• _What needs to be done_
Where the data below has the string "JSON", return the whole line.

** Start **

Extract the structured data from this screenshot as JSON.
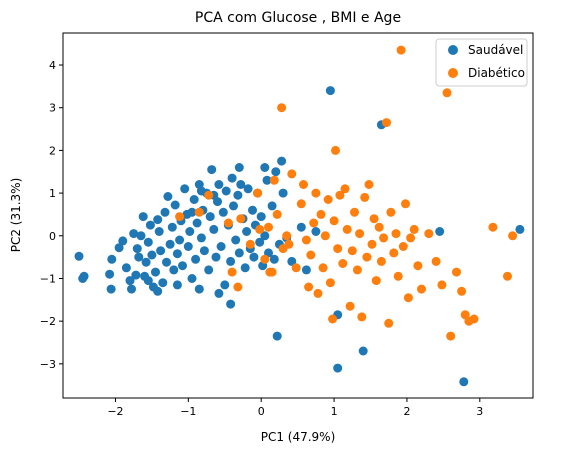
{
  "chart_data": {
    "type": "scatter",
    "title": "PCA com Glucose , BMI e Age",
    "xlabel": "PC1 (47.9%)",
    "ylabel": "PC2 (31.3%)",
    "xlim": [
      -2.72,
      3.73
    ],
    "ylim": [
      -3.8,
      4.75
    ],
    "xticks": [
      -2,
      -1,
      0,
      1,
      2,
      3
    ],
    "yticks": [
      -3,
      -2,
      -1,
      0,
      1,
      2,
      3,
      4
    ],
    "grid": false,
    "legend_position": "top-right",
    "series": [
      {
        "name": "Saudável",
        "color": "#1f77b4",
        "points": [
          [
            -2.5,
            -0.48
          ],
          [
            -2.45,
            -1.0
          ],
          [
            -2.43,
            -0.95
          ],
          [
            -2.05,
            -0.55
          ],
          [
            -2.08,
            -0.9
          ],
          [
            -2.06,
            -1.25
          ],
          [
            -1.95,
            -0.28
          ],
          [
            -1.9,
            -0.12
          ],
          [
            -1.85,
            -0.75
          ],
          [
            -1.8,
            -1.05
          ],
          [
            -1.78,
            -1.25
          ],
          [
            -1.75,
            0.05
          ],
          [
            -1.7,
            -0.3
          ],
          [
            -1.68,
            -0.5
          ],
          [
            -1.65,
            0.0
          ],
          [
            -1.62,
            0.45
          ],
          [
            -1.6,
            -0.95
          ],
          [
            -1.58,
            -0.62
          ],
          [
            -1.55,
            -0.15
          ],
          [
            -1.52,
            0.25
          ],
          [
            -1.5,
            -0.45
          ],
          [
            -1.48,
            -1.2
          ],
          [
            -1.45,
            -0.85
          ],
          [
            -1.42,
            0.38
          ],
          [
            -1.4,
            0.1
          ],
          [
            -1.38,
            -0.35
          ],
          [
            -1.35,
            -1.1
          ],
          [
            -1.32,
            0.55
          ],
          [
            -1.3,
            -0.62
          ],
          [
            -1.28,
            0.92
          ],
          [
            -1.25,
            -0.2
          ],
          [
            -1.22,
            0.2
          ],
          [
            -1.2,
            -0.8
          ],
          [
            -1.18,
            0.72
          ],
          [
            -1.15,
            -0.42
          ],
          [
            -1.12,
            -0.1
          ],
          [
            -1.1,
            0.35
          ],
          [
            -1.08,
            -0.7
          ],
          [
            -1.05,
            1.1
          ],
          [
            -1.02,
            0.5
          ],
          [
            -1.0,
            -0.25
          ],
          [
            -0.98,
            0.1
          ],
          [
            -0.95,
            -1.0
          ],
          [
            -0.92,
            0.85
          ],
          [
            -0.9,
            -0.55
          ],
          [
            -0.88,
            0.3
          ],
          [
            -0.85,
            1.2
          ],
          [
            -0.82,
            -0.05
          ],
          [
            -0.8,
            0.6
          ],
          [
            -0.78,
            -0.35
          ],
          [
            -0.75,
            1.0
          ],
          [
            -0.72,
            -0.8
          ],
          [
            -0.7,
            0.45
          ],
          [
            -0.68,
            1.55
          ],
          [
            -0.65,
            0.15
          ],
          [
            -0.62,
            -0.5
          ],
          [
            -0.6,
            0.8
          ],
          [
            -0.58,
            1.2
          ],
          [
            -0.55,
            -0.25
          ],
          [
            -0.52,
            0.55
          ],
          [
            -0.5,
            -1.15
          ],
          [
            -0.48,
            1.05
          ],
          [
            -0.45,
            0.25
          ],
          [
            -0.42,
            -0.6
          ],
          [
            -0.4,
            1.35
          ],
          [
            -0.38,
            0.7
          ],
          [
            -0.35,
            -0.1
          ],
          [
            -0.32,
            0.95
          ],
          [
            -0.3,
            -0.4
          ],
          [
            -0.28,
            1.2
          ],
          [
            -0.25,
            0.4
          ],
          [
            -0.22,
            -0.75
          ],
          [
            -0.2,
            0.1
          ],
          [
            -0.18,
            1.1
          ],
          [
            -0.15,
            -0.3
          ],
          [
            -0.12,
            0.6
          ],
          [
            -0.1,
            -0.5
          ],
          [
            -0.08,
            0.25
          ],
          [
            -0.05,
            1.0
          ],
          [
            -0.02,
            -0.15
          ],
          [
            0.0,
            0.45
          ],
          [
            0.02,
            -0.7
          ],
          [
            0.05,
            0.0
          ],
          [
            0.08,
            1.3
          ],
          [
            0.1,
            -0.4
          ],
          [
            0.15,
            0.7
          ],
          [
            0.18,
            -0.55
          ],
          [
            0.2,
            1.5
          ],
          [
            0.25,
            -0.2
          ],
          [
            0.3,
            1.0
          ],
          [
            -0.42,
            -1.6
          ],
          [
            -0.58,
            -1.35
          ],
          [
            -0.85,
            -1.25
          ],
          [
            -1.15,
            -1.15
          ],
          [
            -1.42,
            -1.3
          ],
          [
            -1.55,
            -1.05
          ],
          [
            -1.72,
            -0.92
          ],
          [
            0.35,
            -0.05
          ],
          [
            0.42,
            -0.6
          ],
          [
            0.55,
            0.2
          ],
          [
            0.62,
            -0.8
          ],
          [
            0.75,
            0.1
          ],
          [
            0.22,
            -2.35
          ],
          [
            0.95,
            3.4
          ],
          [
            1.05,
            -3.1
          ],
          [
            1.05,
            -1.85
          ],
          [
            1.4,
            -2.7
          ],
          [
            1.65,
            2.6
          ],
          [
            2.45,
            0.1
          ],
          [
            2.78,
            -3.42
          ],
          [
            3.55,
            0.15
          ],
          [
            -0.3,
            1.6
          ],
          [
            0.05,
            1.6
          ],
          [
            0.28,
            1.75
          ],
          [
            -0.82,
            1.05
          ],
          [
            -0.65,
            0.95
          ],
          [
            -0.95,
            0.55
          ]
        ]
      },
      {
        "name": "Diabético",
        "color": "#ff7f0e",
        "points": [
          [
            -1.12,
            0.45
          ],
          [
            -0.85,
            0.55
          ],
          [
            -0.72,
            0.95
          ],
          [
            -0.45,
            0.3
          ],
          [
            -0.4,
            -0.85
          ],
          [
            -0.32,
            -1.2
          ],
          [
            -0.28,
            0.4
          ],
          [
            -0.15,
            -0.2
          ],
          [
            -0.05,
            1.0
          ],
          [
            -0.02,
            0.15
          ],
          [
            0.05,
            -0.55
          ],
          [
            0.1,
            0.2
          ],
          [
            0.15,
            -0.85
          ],
          [
            0.18,
            1.3
          ],
          [
            0.22,
            0.5
          ],
          [
            0.28,
            3.0
          ],
          [
            0.3,
            -0.3
          ],
          [
            0.35,
            0.0
          ],
          [
            0.42,
            1.45
          ],
          [
            0.48,
            -0.75
          ],
          [
            0.55,
            0.75
          ],
          [
            0.58,
            1.2
          ],
          [
            0.62,
            -0.1
          ],
          [
            0.68,
            -0.45
          ],
          [
            0.72,
            0.3
          ],
          [
            0.75,
            1.0
          ],
          [
            0.78,
            -1.35
          ],
          [
            0.82,
            0.5
          ],
          [
            0.85,
            -0.75
          ],
          [
            0.88,
            0.0
          ],
          [
            0.92,
            0.85
          ],
          [
            0.95,
            -1.1
          ],
          [
            1.0,
            0.35
          ],
          [
            1.02,
            2.0
          ],
          [
            1.05,
            -0.3
          ],
          [
            1.08,
            0.95
          ],
          [
            1.12,
            -0.65
          ],
          [
            1.15,
            1.1
          ],
          [
            1.18,
            0.15
          ],
          [
            1.22,
            -1.65
          ],
          [
            1.25,
            -0.35
          ],
          [
            1.28,
            0.55
          ],
          [
            1.32,
            -0.8
          ],
          [
            1.35,
            0.05
          ],
          [
            1.38,
            -1.9
          ],
          [
            1.42,
            0.9
          ],
          [
            1.45,
            -0.5
          ],
          [
            1.48,
            1.2
          ],
          [
            1.52,
            -0.2
          ],
          [
            1.55,
            0.4
          ],
          [
            1.58,
            -1.05
          ],
          [
            1.62,
            0.2
          ],
          [
            1.65,
            -0.6
          ],
          [
            1.68,
            -0.05
          ],
          [
            1.72,
            2.65
          ],
          [
            1.75,
            -2.05
          ],
          [
            1.78,
            0.55
          ],
          [
            1.82,
            -0.4
          ],
          [
            1.85,
            0.05
          ],
          [
            1.88,
            -0.95
          ],
          [
            1.92,
            4.35
          ],
          [
            1.95,
            -0.25
          ],
          [
            1.98,
            0.75
          ],
          [
            2.02,
            -1.45
          ],
          [
            2.05,
            -0.05
          ],
          [
            2.1,
            0.15
          ],
          [
            2.15,
            -0.7
          ],
          [
            2.2,
            -1.25
          ],
          [
            2.3,
            0.05
          ],
          [
            2.4,
            -0.6
          ],
          [
            2.48,
            -1.15
          ],
          [
            2.55,
            3.35
          ],
          [
            2.6,
            -2.35
          ],
          [
            2.68,
            -0.85
          ],
          [
            2.75,
            -1.3
          ],
          [
            2.8,
            -1.85
          ],
          [
            2.85,
            -2.0
          ],
          [
            2.92,
            -1.95
          ],
          [
            3.18,
            0.2
          ],
          [
            3.38,
            -0.95
          ],
          [
            3.45,
            0.0
          ],
          [
            0.98,
            -1.95
          ],
          [
            0.65,
            -1.2
          ],
          [
            0.38,
            -0.2
          ],
          [
            0.12,
            -0.85
          ]
        ]
      }
    ]
  }
}
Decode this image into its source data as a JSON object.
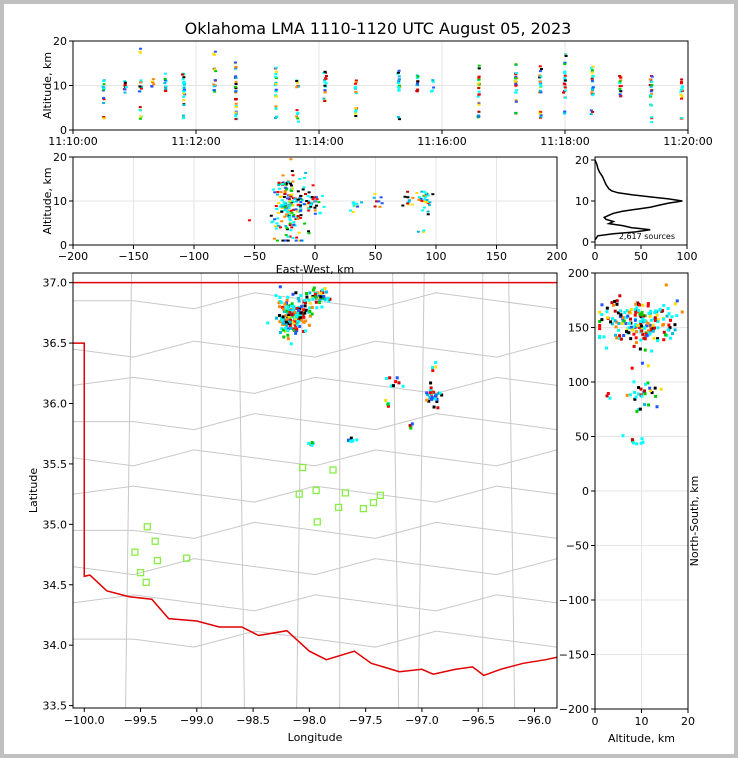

** End **

• _Solution to this exercise_
Extract the structured data from this screenshot as JSON.
Decode this image into its source data as a JSON object.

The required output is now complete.